**Records from a data source:**
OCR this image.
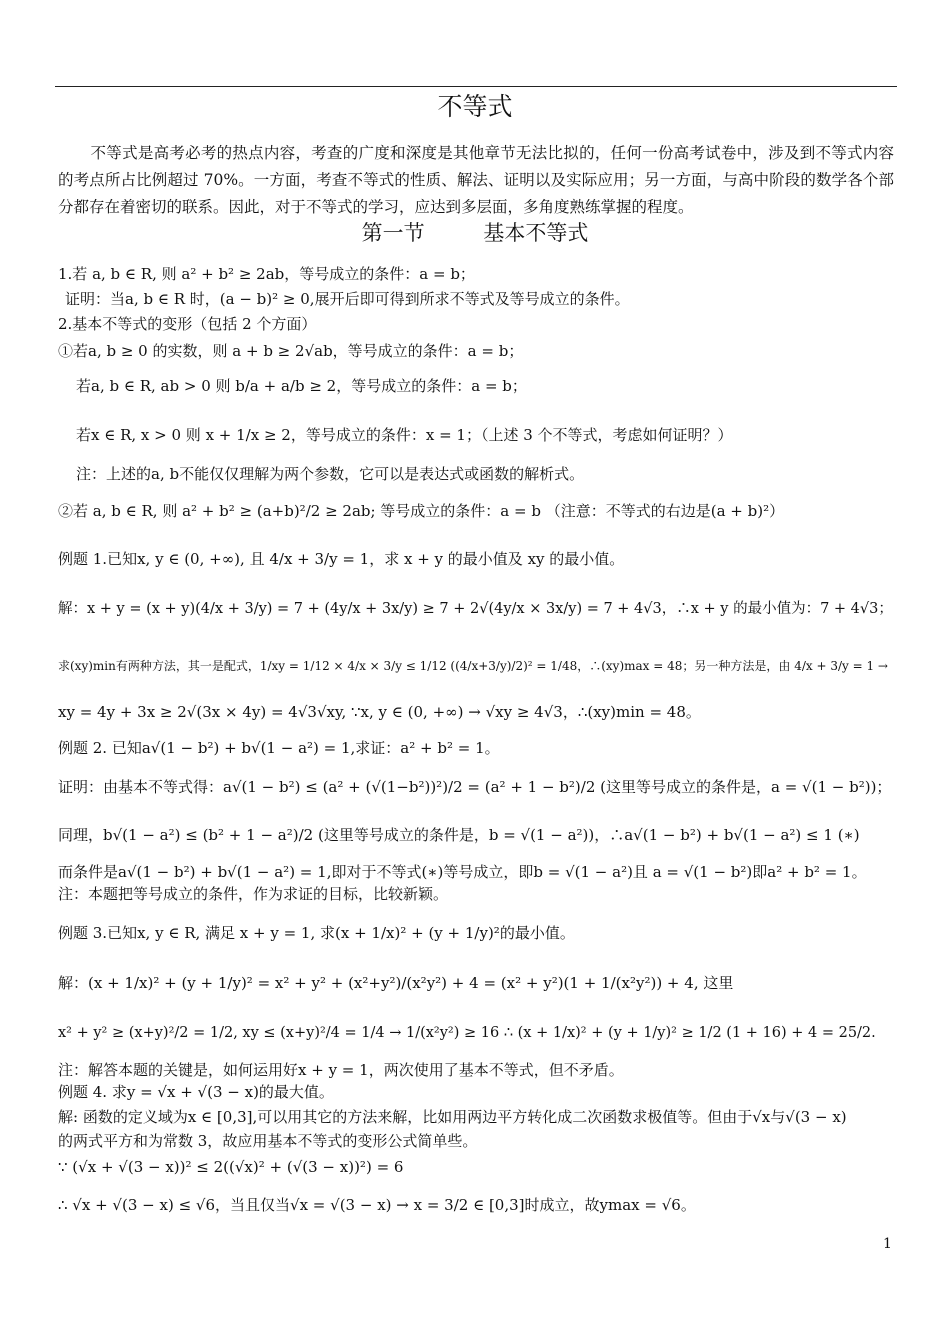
不等式
不等式是高考必考的热点内容，考查的广度和深度是其他章节无法比拟的，任何一份高考试卷中，涉及到不等式内容的考点所占比例超过 70%。一方面，考查不等式的性质、解法、证明以及实际应用；另一方面，与高中阶段的数学各个部分都存在着密切的联系。因此，对于不等式的学习，应达到多层面，多角度熟练掌握的程度。
第一节 基本不等式
1.若 a, b ∈ R, 则 a² + b² ≥ 2ab，等号成立的条件：a = b；
证明：当a, b ∈ R 时，(a − b)² ≥ 0,展开后即可得到所求不等式及等号成立的条件。
2.基本不等式的变形（包括 2 个方面）
①若a, b ≥ 0 的实数，则 a + b ≥ 2√ab，等号成立的条件：a = b；
若a, b ∈ R, ab > 0 则 b/a + a/b ≥ 2，等号成立的条件：a = b；
若x ∈ R, x > 0 则 x + 1/x ≥ 2，等号成立的条件：x = 1；（上述 3 个不等式，考虑如何证明？）
注：上述的a, b不能仅仅理解为两个参数，它可以是表达式或函数的解析式。
②若 a, b ∈ R, 则 a² + b² ≥ (a+b)²/2 ≥ 2ab; 等号成立的条件：a = b （注意：不等式的右边是(a + b)²）
例题 1.已知x, y ∈ (0, +∞), 且 4/x + 3/y = 1，求 x + y 的最小值及 xy 的最小值。
解：x + y = (x + y)(4/x + 3/y) = 7 + (4y/x + 3x/y) ≥ 7 + 2√(4y/x × 3x/y) = 7 + 4√3，∴x + y 的最小值为：7 + 4√3；
求(xy)min有两种方法，其一是配式，1/xy = 1/12 × 4/x × 3/y ≤ 1/12 ((4/x+3/y)/2)² = 1/48，∴(xy)max = 48；另一种方法是，由 4/x + 3/y = 1 →
xy = 4y + 3x ≥ 2√(3x × 4y) = 4√3√xy, ∵x, y ∈ (0, +∞) → √xy ≥ 4√3，∴(xy)min = 48。
例题 2. 已知a√(1 − b²) + b√(1 − a²) = 1,求证：a² + b² = 1。
证明：由基本不等式得：a√(1 − b²) ≤ (a² + (√(1−b²))²)/2 = (a² + 1 − b²)/2 (这里等号成立的条件是，a = √(1 − b²))；
同理，b√(1 − a²) ≤ (b² + 1 − a²)/2 (这里等号成立的条件是，b = √(1 − a²))，∴a√(1 − b²) + b√(1 − a²) ≤ 1 (∗)
而条件是a√(1 − b²) + b√(1 − a²) = 1,即对于不等式(∗)等号成立，即b = √(1 − a²)且 a = √(1 − b²)即a² + b² = 1。
注：本题把等号成立的条件，作为求证的目标，比较新颖。
例题 3.已知x, y ∈ R, 满足 x + y = 1, 求(x + 1/x)² + (y + 1/y)²的最小值。
解：(x + 1/x)² + (y + 1/y)² = x² + y² + (x²+y²)/(x²y²) + 4 = (x² + y²)(1 + 1/(x²y²)) + 4, 这里
x² + y² ≥ (x+y)²/2 = 1/2, xy ≤ (x+y)²/4 = 1/4 → 1/(x²y²) ≥ 16 ∴ (x + 1/x)² + (y + 1/y)² ≥ 1/2 (1 + 16) + 4 = 25/2.
注：解答本题的关键是，如何运用好x + y = 1，两次使用了基本不等式，但不矛盾。
例题 4. 求y = √x + √(3 − x)的最大值。
解: 函数的定义域为x ∈ [0,3],可以用其它的方法来解，比如用两边平方转化成二次函数求极值等。但由于√x与√(3 − x)
的两式平方和为常数 3，故应用基本不等式的变形公式简单些。
∵ (√x + √(3 − x))² ≤ 2((√x)² + (√(3 − x))²) = 6
∴ √x + √(3 − x) ≤ √6，当且仅当√x = √(3 − x) → x = 3/2 ∈ [0,3]时成立，故ymax = √6。
1
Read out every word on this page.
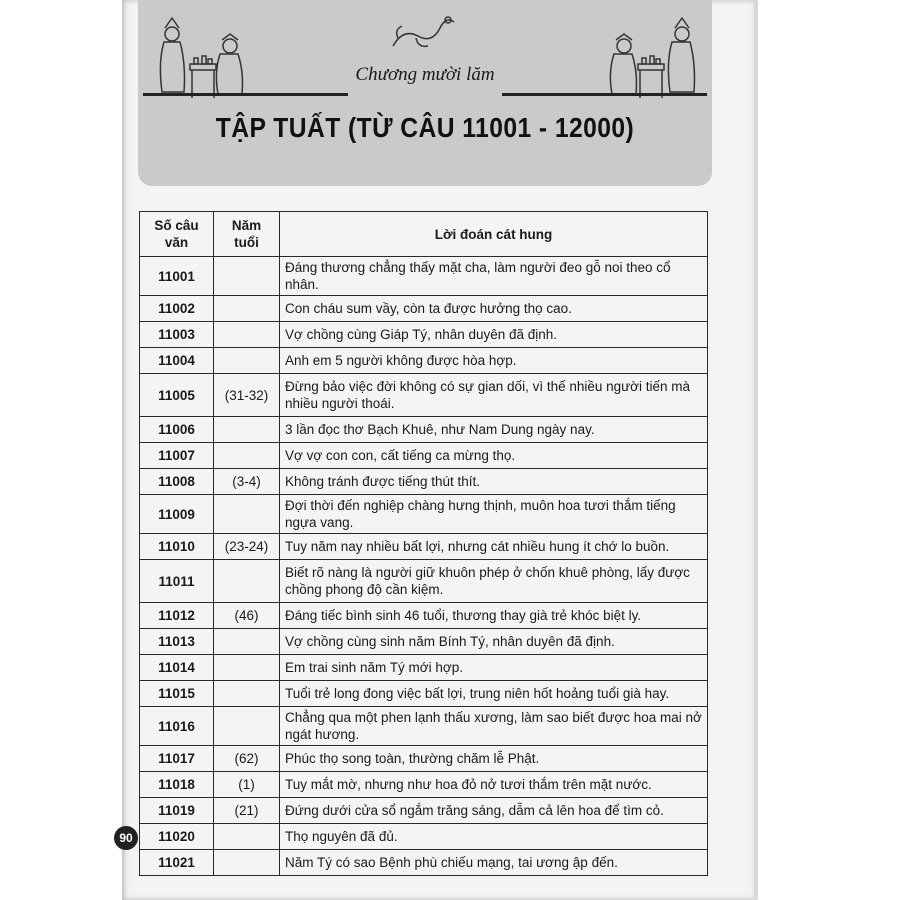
Chương mười lăm
TẬP TUẤT (TỪ CÂU 11001 - 12000)
Số câu văn	Năm tuổi	Lời đoán cát hung
11001		Đáng thương chẳng thấy mặt cha, làm người đeo gỗ noi theo cổ nhân.
11002		Con cháu sum vầy, còn ta được hưởng thọ cao.
11003		Vợ chồng cùng Giáp Tý, nhân duyên đã định.
11004		Anh em 5 người không được hòa hợp.
11005	(31-32)	Đừng bảo việc đời không có sự gian dối, vì thế nhiều người tiến mà nhiều người thoái.
11006		3 lần đọc thơ Bạch Khuê, như Nam Dung ngày nay.
11007		Vợ vợ con con, cất tiếng ca mừng thọ.
11008	(3-4)	Không tránh được tiếng thút thít.
11009		Đợi thời đến nghiệp chàng hưng thịnh, muôn hoa tươi thắm tiếng ngựa vang.
11010	(23-24)	Tuy năm nay nhiều bất lợi, nhưng cát nhiều hung ít chớ lo buồn.
11011		Biết rõ nàng là người giữ khuôn phép ở chốn khuê phòng, lấy được chồng phong độ cần kiệm.
11012	(46)	Đáng tiếc bình sinh 46 tuổi, thương thay già trẻ khóc biệt ly.
11013		Vợ chồng cùng sinh năm Bính Tý, nhân duyên đã định.
11014		Em trai sinh năm Tý mới hợp.
11015		Tuổi trẻ long đong việc bất lợi, trung niên hốt hoảng tuổi già hay.
11016		Chẳng qua một phen lạnh thấu xương, làm sao biết được hoa mai nở ngát hương.
11017	(62)	Phúc thọ song toàn, thường chăm lễ Phật.
11018	(1)	Tuy mắt mờ, nhưng như hoa đỏ nở tươi thắm trên mặt nước.
11019	(21)	Đứng dưới cửa sổ ngắm trăng sáng, dẫm cả lên hoa để tìm cỏ.
11020		Thọ nguyên đã đủ.
11021		Năm Tý có sao Bệnh phù chiếu mạng, tai ương ập đến.
90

**Task to complete:** Replicate the material above verbatim; images stay out of the copy.

**Reply:**
OCR this image.
不等式
不等式是高考必考的热点内容，考查的广度和深度是其他章节无法比拟的，任何一份高考试卷中，涉及到不等式内容的考点所占比例超过 70%。一方面，考查不等式的性质、解法、证明以及实际应用；另一方面，与高中阶段的数学各个部分都存在着密切的联系。因此，对于不等式的学习，应达到多层面，多角度熟练掌握的程度。
第一节 基本不等式
1.若 a, b ∈ R, 则 a² + b² ≥ 2ab，等号成立的条件：a = b；
证明：当a, b ∈ R 时，(a − b)² ≥ 0,展开后即可得到所求不等式及等号成立的条件。
2.基本不等式的变形（包括 2 个方面）
①若a, b ≥ 0 的实数，则 a + b ≥ 2√ab，等号成立的条件：a = b；
若a, b ∈ R, ab > 0 则 b/a + a/b ≥ 2，等号成立的条件：a = b；
若x ∈ R, x > 0 则 x + 1/x ≥ 2，等号成立的条件：x = 1；（上述 3 个不等式，考虑如何证明？）
注：上述的a, b不能仅仅理解为两个参数，它可以是表达式或函数的解析式。
②若 a, b ∈ R, 则 a² + b² ≥ (a+b)²/2 ≥ 2ab; 等号成立的条件：a = b （注意：不等式的右边是(a + b)²）
例题 1.已知x, y ∈ (0, +∞), 且 4/x + 3/y = 1，求 x + y 的最小值及 xy 的最小值。
解：x + y = (x + y)(4/x + 3/y) = 7 + (4y/x + 3x/y) ≥ 7 + 2√(4y/x × 3x/y) = 7 + 4√3，∴x + y 的最小值为：7 + 4√3；
求(xy)min有两种方法，其一是配式，1/xy = 1/12 × 4/x × 3/y ≤ 1/12 ((4/x+3/y)/2)² = 1/48，∴(xy)max = 48；另一种方法是，由 4/x + 3/y = 1 →
xy = 4y + 3x ≥ 2√(3x × 4y) = 4√3√xy, ∵x, y ∈ (0, +∞) → √xy ≥ 4√3，∴(xy)min = 48。
例题 2. 已知a√(1 − b²) + b√(1 − a²) = 1,求证：a² + b² = 1。
证明：由基本不等式得：a√(1 − b²) ≤ (a² + (√(1−b²))²)/2 = (a² + 1 − b²)/2 (这里等号成立的条件是，a = √(1 − b²))；
同理，b√(1 − a²) ≤ (b² + 1 − a²)/2 (这里等号成立的条件是，b = √(1 − a²))，∴a√(1 − b²) + b√(1 − a²) ≤ 1 (∗)
而条件是a√(1 − b²) + b√(1 − a²) = 1,即对于不等式(∗)等号成立，即b = √(1 − a²)且 a = √(1 − b²)即a² + b² = 1。
注：本题把等号成立的条件，作为求证的目标，比较新颖。
例题 3.已知x, y ∈ R, 满足 x + y = 1, 求(x + 1/x)² + (y + 1/y)²的最小值。
解：(x + 1/x)² + (y + 1/y)² = x² + y² + (x²+y²)/(x²y²) + 4 = (x² + y²)(1 + 1/(x²y²)) + 4, 这里
x² + y² ≥ (x+y)²/2 = 1/2, xy ≤ (x+y)²/4 = 1/4 → 1/(x²y²) ≥ 16 ∴ (x + 1/x)² + (y + 1/y)² ≥ 1/2 (1 + 16) + 4 = 25/2.
注：解答本题的关键是，如何运用好x + y = 1，两次使用了基本不等式，但不矛盾。
例题 4. 求y = √x + √(3 − x)的最大值。
解: 函数的定义域为x ∈ [0,3],可以用其它的方法来解，比如用两边平方转化成二次函数求极值等。但由于√x与√(3 − x)
的两式平方和为常数 3，故应用基本不等式的变形公式简单些。
∵ (√x + √(3 − x))² ≤ 2((√x)² + (√(3 − x))²) = 6
∴ √x + √(3 − x) ≤ √6，当且仅当√x = √(3 − x) → x = 3/2 ∈ [0,3]时成立，故ymax = √6。
1
Read out every word on this page.
Chương mười lăm
TẬP TUẤT (TỪ CÂU 11001 - 12000)
Số câu văn	Năm tuổi	Lời đoán cát hung
11001		Đáng thương chẳng thấy mặt cha, làm người đeo gỗ noi theo cổ nhân.
11002		Con cháu sum vầy, còn ta được hưởng thọ cao.
11003		Vợ chồng cùng Giáp Tý, nhân duyên đã định.
11004		Anh em 5 người không được hòa hợp.
11005	(31-32)	Đừng bảo việc đời không có sự gian dối, vì thế nhiều người tiến mà nhiều người thoái.
11006		3 lần đọc thơ Bạch Khuê, như Nam Dung ngày nay.
11007		Vợ vợ con con, cất tiếng ca mừng thọ.
11008	(3-4)	Không tránh được tiếng thút thít.
11009		Đợi thời đến nghiệp chàng hưng thịnh, muôn hoa tươi thắm tiếng ngựa vang.
11010	(23-24)	Tuy năm nay nhiều bất lợi, nhưng cát nhiều hung ít chớ lo buồn.
11011		Biết rõ nàng là người giữ khuôn phép ở chốn khuê phòng, lấy được chồng phong độ cần kiệm.
11012	(46)	Đáng tiếc bình sinh 46 tuổi, thương thay già trẻ khóc biệt ly.
11013		Vợ chồng cùng sinh năm Bính Tý, nhân duyên đã định.
11014		Em trai sinh năm Tý mới hợp.
11015		Tuổi trẻ long đong việc bất lợi, trung niên hốt hoảng tuổi già hay.
11016		Chẳng qua một phen lạnh thấu xương, làm sao biết được hoa mai nở ngát hương.
11017	(62)	Phúc thọ song toàn, thường chăm lễ Phật.
11018	(1)	Tuy mắt mờ, nhưng như hoa đỏ nở tươi thắm trên mặt nước.
11019	(21)	Đứng dưới cửa sổ ngắm trăng sáng, dẫm cả lên hoa để tìm cỏ.
11020		Thọ nguyên đã đủ.
11021		Năm Tý có sao Bệnh phù chiếu mạng, tai ương ập đến.
90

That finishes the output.